(Items listed in a dataset)
# # # # #

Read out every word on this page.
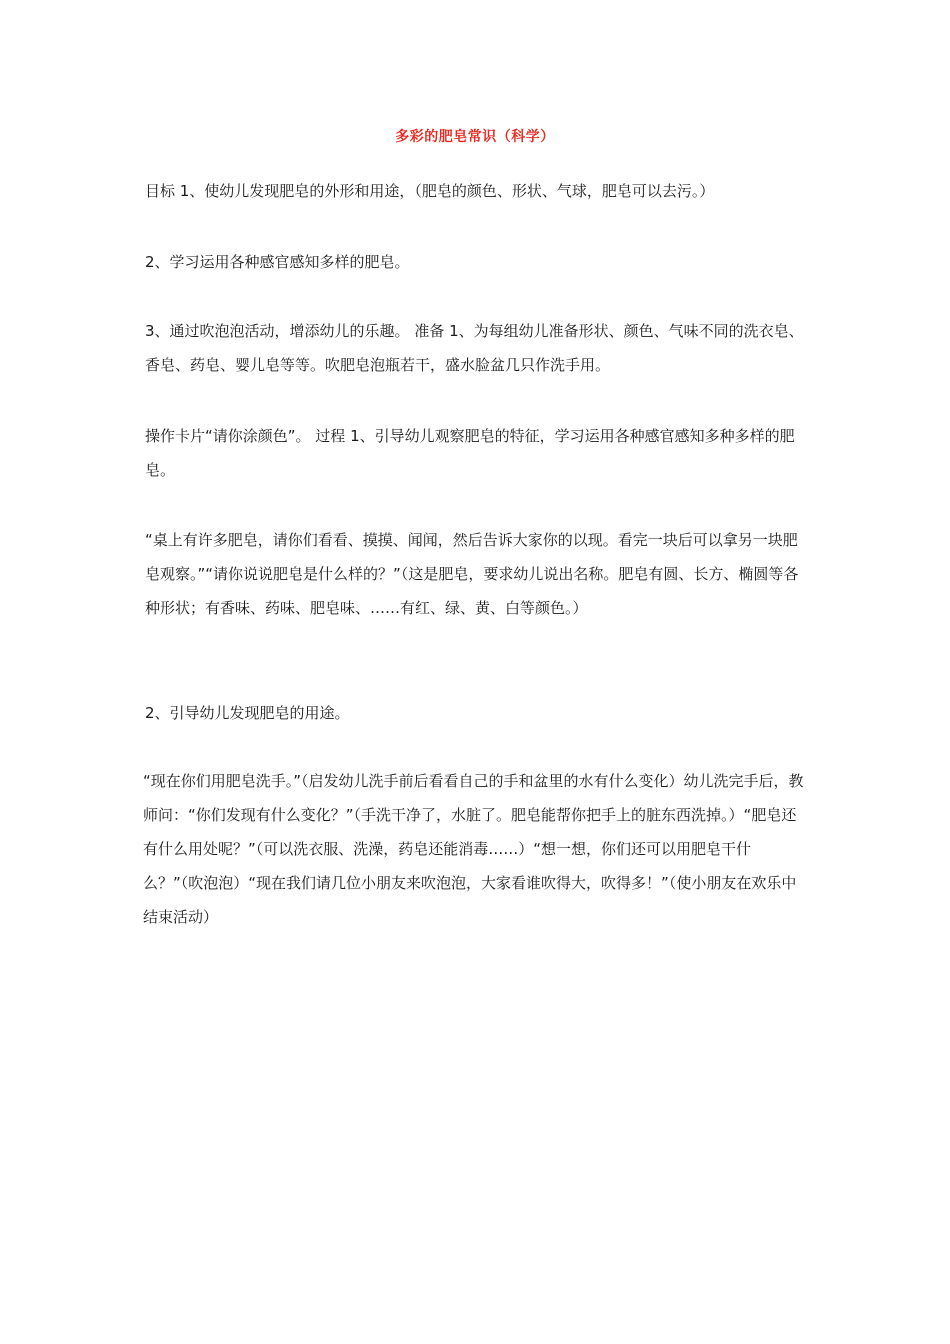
多彩的肥皂常识（科学）

目标 1、使幼儿发现肥皂的外形和用途，（肥皂的颜色、形状、气球，肥皂可以去污。）

2、学习运用各种感官感知多样的肥皂。

3、通过吹泡泡活动，增添幼儿的乐趣。 准备 1、为每组幼儿准备形状、颜色、气味不同的洗衣皂、香皂、药皂、婴儿皂等等。吹肥皂泡瓶若干，盛水脸盆几只作洗手用。

操作卡片“请你涂颜色”。 过程 1、引导幼儿观察肥皂的特征，学习运用各种感官感知多种多样的肥皂。

“桌上有许多肥皂，请你们看看、摸摸、闻闻，然后告诉大家你的以现。看完一块后可以拿另一块肥皂观察。”“请你说说肥皂是什么样的？”（这是肥皂，要求幼儿说出名称。肥皂有圆、长方、椭圆等各种形状；有香味、药味、肥皂味、……有红、绿、黄、白等颜色。）

2、引导幼儿发现肥皂的用途。

“现在你们用肥皂洗手。”（启发幼儿洗手前后看看自己的手和盆里的水有什么变化）幼儿洗完手后，教师问：“你们发现有什么变化？”（手洗干净了，水脏了。肥皂能帮你把手上的脏东西洗掉。）“肥皂还有什么用处呢？”（可以洗衣服、洗澡，药皂还能消毒……）“想一想，你们还可以用肥皂干什么？”（吹泡泡）“现在我们请几位小朋友来吹泡泡，大家看谁吹得大，吹得多！”（使小朋友在欢乐中结束活动）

# # # # #

• [Given exercise]:
Take the listing above and print it exactly, apart from the pictures.

• [Output of the task]:
Read out every word on this page.
多彩的肥皂常识（科学）

目标 1、使幼儿发现肥皂的外形和用途，（肥皂的颜色、形状、气球，肥皂可以去污。）

2、学习运用各种感官感知多样的肥皂。

3、通过吹泡泡活动，增添幼儿的乐趣。 准备 1、为每组幼儿准备形状、颜色、气味不同的洗衣皂、香皂、药皂、婴儿皂等等。吹肥皂泡瓶若干，盛水脸盆几只作洗手用。

操作卡片“请你涂颜色”。 过程 1、引导幼儿观察肥皂的特征，学习运用各种感官感知多种多样的肥皂。

“桌上有许多肥皂，请你们看看、摸摸、闻闻，然后告诉大家你的以现。看完一块后可以拿另一块肥皂观察。”“请你说说肥皂是什么样的？”（这是肥皂，要求幼儿说出名称。肥皂有圆、长方、椭圆等各种形状；有香味、药味、肥皂味、……有红、绿、黄、白等颜色。）

2、引导幼儿发现肥皂的用途。

“现在你们用肥皂洗手。”（启发幼儿洗手前后看看自己的手和盆里的水有什么变化）幼儿洗完手后，教师问：“你们发现有什么变化？”（手洗干净了，水脏了。肥皂能帮你把手上的脏东西洗掉。）“肥皂还有什么用处呢？”（可以洗衣服、洗澡，药皂还能消毒……）“想一想，你们还可以用肥皂干什么？”（吹泡泡）“现在我们请几位小朋友来吹泡泡，大家看谁吹得大，吹得多！”（使小朋友在欢乐中结束活动）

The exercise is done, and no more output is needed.